STATED EXERCISE 1 —
Arrange the entries from the line with "hidden-packages-toggle[interactable]: 10 <box>1419" to the line with "lock-icon[interactable] <box>1879 97" as a numbered list, leaving out any blank lines.

EXTRACTED TEXT —

::::

2015-09-02  Bill Schmidt  <wschmidt@linux.vnet.ibm.com>

	* optabs.c (expand_binop): Don't create a broadcast vector with a
	source element wider than the inner mode.

[gcc/testsuite]

2015-09-02  Bill Schmidt  <wschmidt@linux.vnet.ibm.com>

	* gcc.target/powerpc/vec-shift.c: New test.


Index: gcc/optabs.c
===================================================================
--- gcc/optabs.c	(revision 227416)
+++ gcc/optabs.c	(working copy)
@@ -1608,6 +1608,15 @@ expand_binop (machine_mode mode, optab binoptab, r
 
       if (otheroptab && optab_handler (otheroptab, mode) != CODE_FOR_nothing)
 	{
+	  /* The scalar may have been extended to be too wide.  Truncate
+	     it back to the proper size to fit in the broadcast vector.  */
+	  machine_mode inner_mode = GET_MODE_INNER (mode);
+	  if (!CONST_INT_P (op1)
+	      && (GET_MODE_BITSIZE (inner_mode)
+		  < GET_MODE_BITSIZE (GET_MODE (op1))))
+	    op1 = force_reg (inner_mode,
+			     simplify_gen_unary (TRUNCATE, inner_mode, op1,
+						 GET_MODE (op1)));
 	  rtx vop1 = expand_vector_broadcast (mode, op1);
 	  if (vop1)
 	    {
Index: gcc/testsuite/gcc.target/powerpc/vec-shift.c
===================================================================
--- gcc/testsuite/gcc.target/powerpc/vec-shift.c	(revision 0)
+++ gcc/testsuite/gcc.target/powerpc/vec-shift.c	(working copy)
@@ -0,0 +1,20 @@
+/* { dg-do compile { target { powerpc*-*-* } } } */
+/* { dg-require-effective-target powerpc_altivec_ok } */
+/* { dg-skip-if "" { powerpc*-*-darwin* } { "*" } { "" } } */
+/* { dg-skip-if "do not override -mcpu" { powerpc*-*-* } { "-mcpu=*" } { "-mcpu=power7" } } */
+/* { dg-options "-mcpu=power7 -O2" } */
+
+/* This used to ICE.  During gimplification, "i" is widened to an unsigned
+   int.  We used to fail at expand time as we tried to cram an SImode item
+   into a QImode memory slot.  This has been fixed to properly truncate the
+   shift amount when splatting it into a vector.  */
+
+typedef unsigned char v16ui __attribute__((vector_size(16)));
+
+v16ui vslb(v16ui v, unsigned char i)
+{
+	return v << i;
+}
+
+/* { dg-final { scan-assembler "vspltb" } } */
+/* { dg-final { scan-assembler "vslb" } } */

::::

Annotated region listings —
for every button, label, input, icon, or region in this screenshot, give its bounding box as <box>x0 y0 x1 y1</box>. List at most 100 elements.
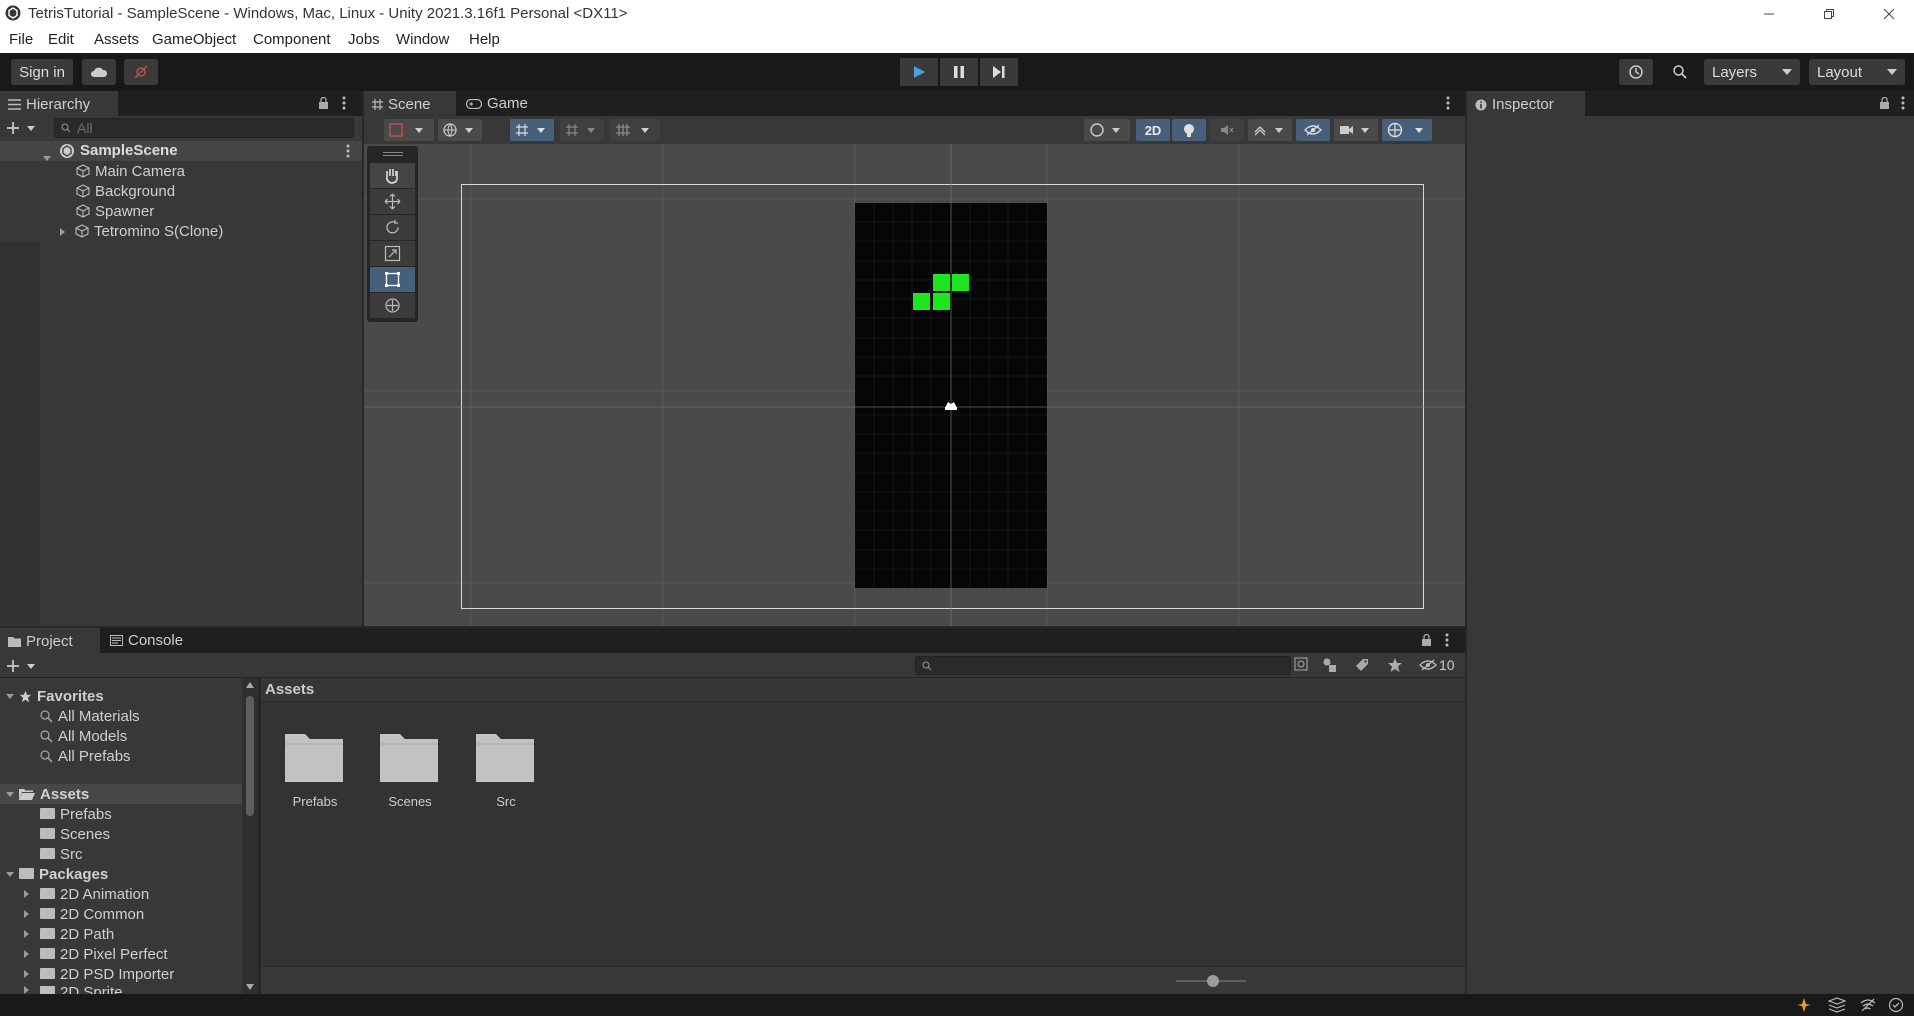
hidden-packages-toggle[interactable]: 10 <box>1419 657 1455 673</box>
scrollbar-thumb[interactable] <box>246 696 254 816</box>
more-icon[interactable] <box>346 144 350 158</box>
lighting-status-icon[interactable] <box>1796 997 1812 1013</box>
shading-dropdown[interactable] <box>1084 119 1130 141</box>
assets-row[interactable]: Assets <box>6 784 89 804</box>
rotate-tool-button[interactable] <box>370 215 415 240</box>
asset-folder-item[interactable]: Scenes <box>40 824 110 844</box>
gizmos-dropdown[interactable] <box>1382 119 1432 141</box>
draw-mode-dropdown[interactable] <box>384 119 434 141</box>
lock-icon[interactable] <box>1879 97 1890 109</box>
close-icon[interactable] <box>1866 0 1912 27</box>
transform-tool-button[interactable] <box>370 293 415 318</box>
gameobject-icon <box>75 224 89 238</box>
global-dropdown[interactable] <box>438 119 482 141</box>
menu-assets[interactable]: Assets <box>94 31 139 48</box>
cache-server-icon[interactable] <box>1828 997 1846 1013</box>
tab-scene[interactable]: Scene <box>364 91 456 116</box>
favorite-item[interactable]: All Models <box>40 726 127 746</box>
scene-viewport[interactable] <box>364 144 1465 626</box>
package-item[interactable]: 2D Animation <box>24 884 149 904</box>
scene-visibility-button[interactable] <box>1296 119 1330 141</box>
add-button[interactable] <box>6 121 36 135</box>
hierarchy-search-input[interactable]: All <box>54 118 354 138</box>
more-icon[interactable] <box>1445 633 1449 647</box>
hand-tool-button[interactable] <box>370 163 415 188</box>
increment-snap-button[interactable] <box>560 119 604 141</box>
scroll-down-icon[interactable] <box>246 984 254 990</box>
scene-row[interactable]: SampleScene <box>0 141 362 161</box>
tab-console[interactable]: Console <box>102 628 202 653</box>
restore-icon[interactable] <box>1806 0 1852 27</box>
package-item[interactable]: 2D Path <box>24 924 114 944</box>
camera-dropdown[interactable] <box>1334 119 1378 141</box>
asset-grid-item[interactable]: Prefabs <box>283 730 347 809</box>
favorite-item[interactable]: All Materials <box>40 706 140 726</box>
folder-tree-scrollbar[interactable] <box>242 678 258 994</box>
hierarchy-item[interactable]: Tetromino S(Clone) <box>60 221 223 241</box>
more-icon[interactable] <box>342 96 346 110</box>
step-button[interactable] <box>980 58 1018 86</box>
tab-project[interactable]: Project <box>0 628 100 653</box>
asset-folder-item[interactable]: Src <box>40 844 83 864</box>
menu-jobs[interactable]: Jobs <box>348 31 380 48</box>
network-status-icon[interactable] <box>1860 997 1876 1013</box>
menu-file[interactable]: File <box>9 31 33 48</box>
rect-tool-button[interactable] <box>370 267 415 292</box>
menu-window[interactable]: Window <box>396 31 449 48</box>
package-item[interactable]: 2D Common <box>24 904 144 924</box>
tab-hierarchy[interactable]: Hierarchy <box>0 91 118 116</box>
asset-grid-item[interactable]: Src <box>474 730 538 809</box>
layers-dropdown[interactable]: Layers <box>1704 59 1800 85</box>
packages-row[interactable]: Packages <box>6 864 108 884</box>
hierarchy-item[interactable]: Main Camera <box>76 161 185 181</box>
collab-button[interactable] <box>124 59 158 85</box>
pause-button[interactable] <box>940 58 978 86</box>
create-button[interactable] <box>6 659 36 673</box>
check-icon[interactable] <box>1888 997 1904 1013</box>
tab-inspector[interactable]: Inspector <box>1467 91 1585 116</box>
search-button[interactable] <box>1663 59 1697 85</box>
scroll-up-icon[interactable] <box>246 682 254 688</box>
menu-edit[interactable]: Edit <box>48 31 74 48</box>
favorite-item[interactable]: All Prefabs <box>40 746 131 766</box>
scale-tool-button[interactable] <box>370 241 415 266</box>
breadcrumb[interactable]: Assets <box>265 681 314 698</box>
more-icon[interactable] <box>1901 96 1905 110</box>
lock-icon[interactable] <box>318 97 329 109</box>
lighting-toggle-button[interactable] <box>1172 119 1206 141</box>
effects-dropdown[interactable] <box>1248 119 1292 141</box>
favorites-row[interactable]: Favorites <box>6 686 104 706</box>
label-icon[interactable] <box>1354 657 1370 673</box>
menu-help[interactable]: Help <box>469 31 500 48</box>
slider-thumb[interactable] <box>1207 975 1219 987</box>
asset-folder-item[interactable]: Prefabs <box>40 804 112 824</box>
move-tool-button[interactable] <box>370 189 415 214</box>
fold-arrow-icon[interactable] <box>60 223 65 240</box>
grid-snap-button[interactable] <box>510 119 554 141</box>
sign-in-button[interactable]: Sign in <box>11 59 73 85</box>
tab-game[interactable]: Game <box>458 91 538 116</box>
menu-component[interactable]: Component <box>253 31 331 48</box>
grid-toggle-button[interactable] <box>610 119 660 141</box>
cloud-button[interactable] <box>82 59 116 85</box>
play-button[interactable] <box>900 58 938 86</box>
search-by-type-icon[interactable] <box>1294 657 1310 673</box>
history-button[interactable] <box>1619 59 1653 85</box>
asset-grid-item[interactable]: Scenes <box>378 730 442 809</box>
package-item[interactable]: 2D Pixel Perfect <box>24 944 168 964</box>
menu-gameobject[interactable]: GameObject <box>152 31 236 48</box>
lock-icon[interactable] <box>1421 634 1432 646</box>
audio-toggle-button[interactable] <box>1210 119 1244 141</box>
package-item[interactable]: 2D PSD Importer <box>24 964 174 984</box>
layout-dropdown[interactable]: Layout <box>1809 59 1905 85</box>
more-icon[interactable] <box>1446 96 1450 110</box>
fold-arrow-icon[interactable] <box>43 148 51 166</box>
minimize-icon[interactable] <box>1746 0 1792 27</box>
project-search-input[interactable] <box>915 656 1291 675</box>
hierarchy-item[interactable]: Background <box>76 181 175 201</box>
filter-by-type-icon[interactable] <box>1322 657 1338 673</box>
package-item[interactable]: 2D Sprite <box>24 984 123 994</box>
hierarchy-item[interactable]: Spawner <box>76 201 154 221</box>
2d-toggle-button[interactable]: 2D <box>1136 119 1170 141</box>
star-icon[interactable] <box>1387 657 1403 673</box>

::::

STATED EXERCISE 2 —
In the GCC patch, which compiler options does the new test set with dg-options?

WRITTEN REPLY 1 —
1. hidden-packages-toggle[interactable]: 10 <box>1419 657 1455 673</box>
2. scrollbar-thumb[interactable] <box>246 696 254 816</box>
3. more-icon[interactable] <box>346 144 350 158</box>
4. lighting-status-icon[interactable] <box>1796 997 1812 1013</box>
5. shading-dropdown[interactable] <box>1084 119 1130 141</box>
6. assets-row[interactable]: Assets <box>6 784 89 804</box>
7. rotate-tool-button[interactable] <box>370 215 415 240</box>
8. asset-folder-item[interactable]: Scenes <box>40 824 110 844</box>
9. gizmos-dropdown[interactable] <box>1382 119 1432 141</box>
10. draw-mode-dropdown[interactable] <box>384 119 434 141</box>
11. lock-icon[interactable] <box>1879 97 1890 109</box>

WRITTEN REPLY 2 —
-mcpu=power7 -O2